## Directive 1
Answer these questions about the Pyrex RIO merge thread:
(a) What file path does John Arbash Meinel say is needed for permutation tests?
(b) Which C function does Jelmer Vernooij say was eliminated altogether?
(c) What call is suggested in place of accum_value.append(X)?

## Page extract
## START

[MERGE] Pyrex RIO implementation

Thu May 14 21:04:54 BST 2009

On Thu, May 14, 2009 at 12:35:56PM -0500, John Arbash Meinel wrote:
> Jelmer Vernooij wrote:
> > This patch adds a Pyrex implementation of RIO that is faster than the
> > current implementation of RIO in "plain" Python. This is my first
> > Pyrex extension for Bazaar so I hope I've updated all the right places
> > :-)
> > 
> > The RIO tests pass with this patch, and with my RIOSerializer patch
> > and this patch merged I now get faster deserialization using RIO than
> > using XML:
> > 
> 
> I haven't done a full review, but at least this gives you stuff to work on.

Thanks.
> 
> If you are going to do this, then we need a
> 
> bzrlib/tests/test__rio.py
> 
> file which has permutation tests for both implementations. We have stuff
> like that in test__dirstate_helpers.py or test__chk_map.py,
> test__chunks_to_lines.py, etc.
> 
> We need to be extra careful with C extensions, and make sure to test all
> the edge cases, so we don't get core dumps, etc.
Done, I think I've covered most cases.

> So I would definitely want to see you get rid of 'strcmp' in favor of
> 'memcmp', or possibly 'strncmp'. But Python strings are allowed to have
> '\0' in them.
Thanks, I've now eliminated strcmp altogether.

> I think using 'line in line_iter' is going to be okay, though probably
> not the fastest possible. For compatibility, we can live with it.
Yeah, this seems reasonable.

> However, I would certainly avoid doing DecodeUTF8 on every line.
> Instead, I would build up a list of character buffers, concatenate them,
> and then call PyUnicode_DecodeUTF8 on that.
> 
> +            colon = <char *>strstr(c_line, ": ")
> ^- strstr is also not strictly safe. I think it would be better to do
> something with 'memchr' since that gives bounds on the search length.
> Since that only looks for a single byte, you may want to factor out a
> simple helper that searches for ':' and then checks that the next
> character is ' '.
Thanks, fixed now as well. I just added a function that does a split
based on ": " and returns a plain string for the left side and a
UTF8-based unicode string for the right side.

> I'm not positive whether ':' would be allowed in a tag name, but I don't
> think it should.
No, it's not allowed now either.

> +def _valid_tag(tag):
> +    cdef char *c_tag
> +    cdef Py_ssize_t c_len
> +    cdef int i
> +    if not PyString_CheckExact(tag):
> +        raise TypeError(tag)
> +    c_tag = PyString_AS_STRING(tag)
> +    c_len = PyString_GET_SIZE(tag)
> +    for i from 0 <= i < c_len:
> +        if (not isalnum(c_tag[i]) and not c_tag[i] == c'_' and
> 
> ^- I would probably be surprised if this is actually faster than the
> regex check.
Yeah, that was actually the reason I put it in. It matter quite a bit
(a few percent total).

> I'd also be somewhat concerned if 'isalnum' is designed as being 'locale
> aware' because we *don't* want that here.
> 
> Though I doubt this code path is actually critical. I'm just not sure if
> I trust 'isalnum()'.
Thanks, fixed now (explicit check, as you suggested).

> There is other stuff like using "PyList_Append(accum_value, X)" instead
> of accum_value.append(X).
Thanks, fixed too.

## END

## Directive 2
Output the entries from the line with "page: NORTHTRAIL Shop" to the line with "hero-image-panel (793, 85, 1600, 827)", both included, as a JSON list of strings with one string per line, leaving out blank lines.

[Element boundary entries]
## START

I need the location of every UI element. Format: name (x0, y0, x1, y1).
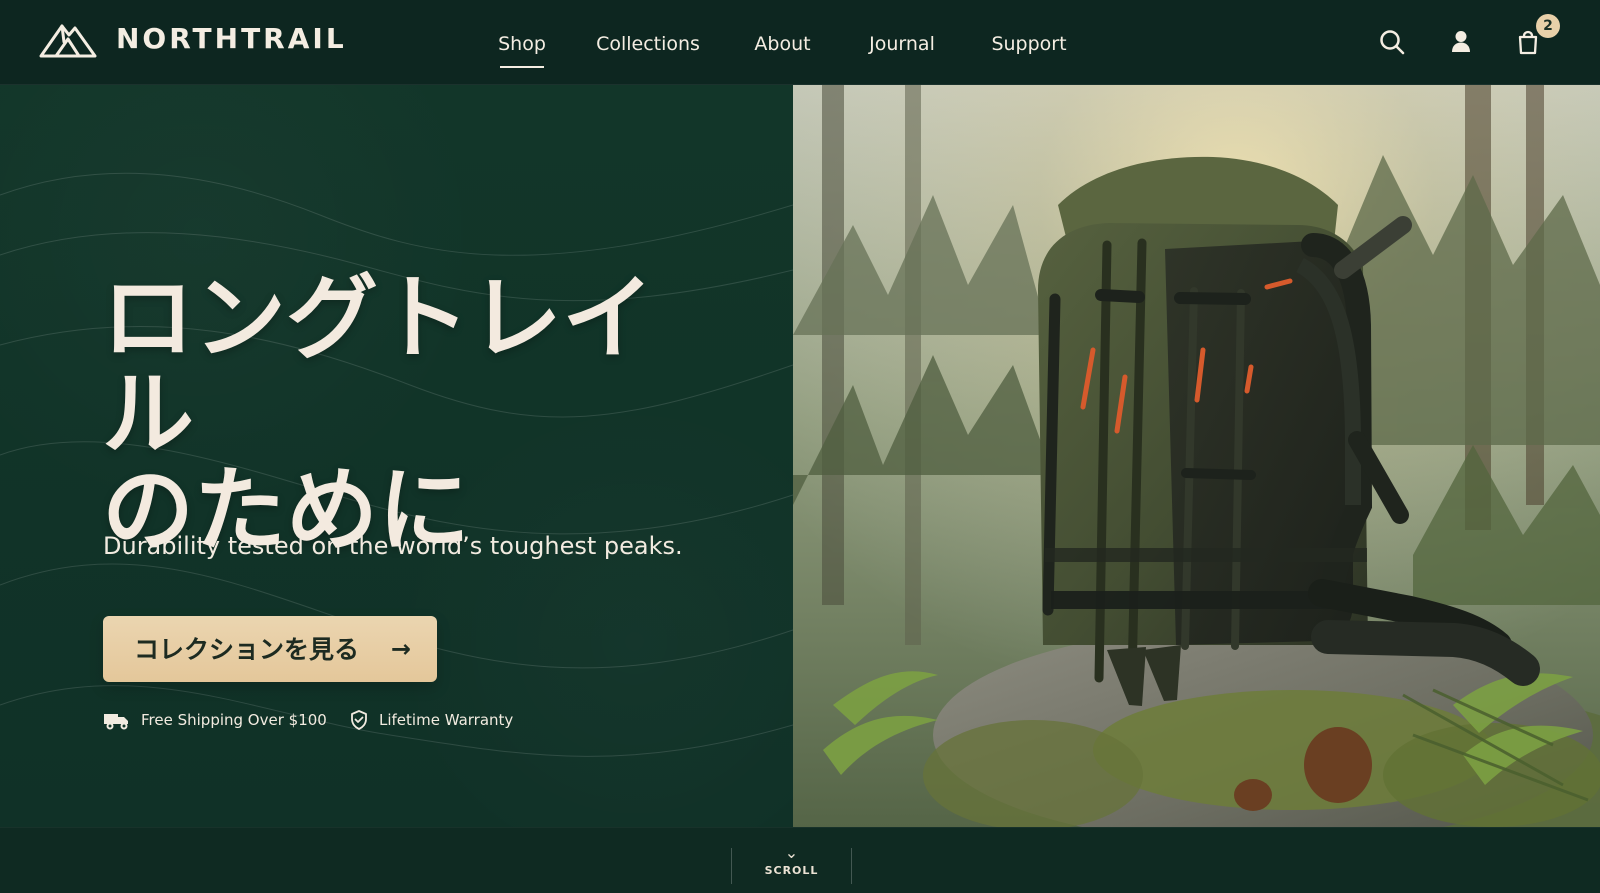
page: NORTHTRAIL Shop Collections About Journa… (0, 0, 1600, 893)
hero-content-panel: ロングトレイ ル のために Durability tested on the w… (0, 85, 793, 827)
search-button[interactable] (1374, 24, 1410, 60)
hero-headline-line-2: ル (102, 360, 195, 468)
warranty-label: Lifetime Warranty (379, 711, 514, 729)
truck-icon (103, 710, 131, 730)
arrow-right-icon: → (390, 635, 411, 663)
hero-perks: Free Shipping Over $100 Lifetime Warrant… (103, 705, 603, 735)
header-icons: 2 (0, 0, 1600, 85)
hero-headline-line-1: ロングトレイ (102, 264, 655, 372)
shield-check-icon (349, 709, 369, 731)
chevron-down-icon: ⌄ (784, 843, 799, 862)
hero-image-panel (793, 85, 1600, 827)
site-header: NORTHTRAIL Shop Collections About Journa… (0, 0, 1600, 85)
account-button[interactable] (1443, 24, 1479, 60)
view-collection-button[interactable]: コレクションを見る → (103, 616, 437, 682)
cart-count-badge: 2 (1536, 14, 1560, 38)
free-shipping-perk: Free Shipping Over $100 (103, 705, 327, 735)
hero-headline: ロングトレイ ル のために (102, 264, 762, 559)
hero-product-image (793, 85, 1600, 827)
hero-section: ロングトレイ ル のために Durability tested on the w… (0, 85, 1600, 827)
free-shipping-label: Free Shipping Over $100 (141, 711, 327, 729)
search-icon (1380, 30, 1405, 55)
view-collection-button-label: コレクションを見る (134, 634, 360, 664)
scroll-indicator[interactable]: ⌄ SCROLL (731, 843, 852, 884)
scroll-strip: ⌄ SCROLL (0, 827, 1600, 893)
user-icon (1452, 31, 1470, 52)
scroll-label: SCROLL (764, 864, 819, 877)
warranty-perk: Lifetime Warranty (349, 705, 519, 735)
hero-subheadline: Durability tested on the world’s toughes… (103, 532, 683, 560)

## END

## Finished answer 1
(a) bzrlib/tests/test__rio.py
(b) strcmp
(c) PyList_Append(accum_value, X)

## Finished answer 2
[
  "page: NORTHTRAIL Shop Collections About Journa… (0, 0, 1600, 893)",
  "hero-content-panel: ロングトレイ ル のために Durability tested on the w… (0, 85, 793, 827)",
  "search-button[interactable] (1374, 24, 1410, 60)",
  "hero-headline-line-2: ル (102, 360, 195, 468)",
  "warranty-label: Lifetime Warranty (379, 711, 514, 729)",
  "truck-icon (103, 710, 131, 730)",
  "arrow-right-icon: → (390, 635, 411, 663)",
  "hero-perks: Free Shipping Over $100 Lifetime Warrant… (103, 705, 603, 735)",
  "header-icons: 2 (0, 0, 1600, 85)",
  "hero-headline-line-1: ロングトレイ (102, 264, 655, 372)",
  "shield-check-icon (349, 709, 369, 731)",
  "chevron-down-icon: ⌄ (784, 843, 799, 862)",
  "hero-image-panel (793, 85, 1600, 827)"
]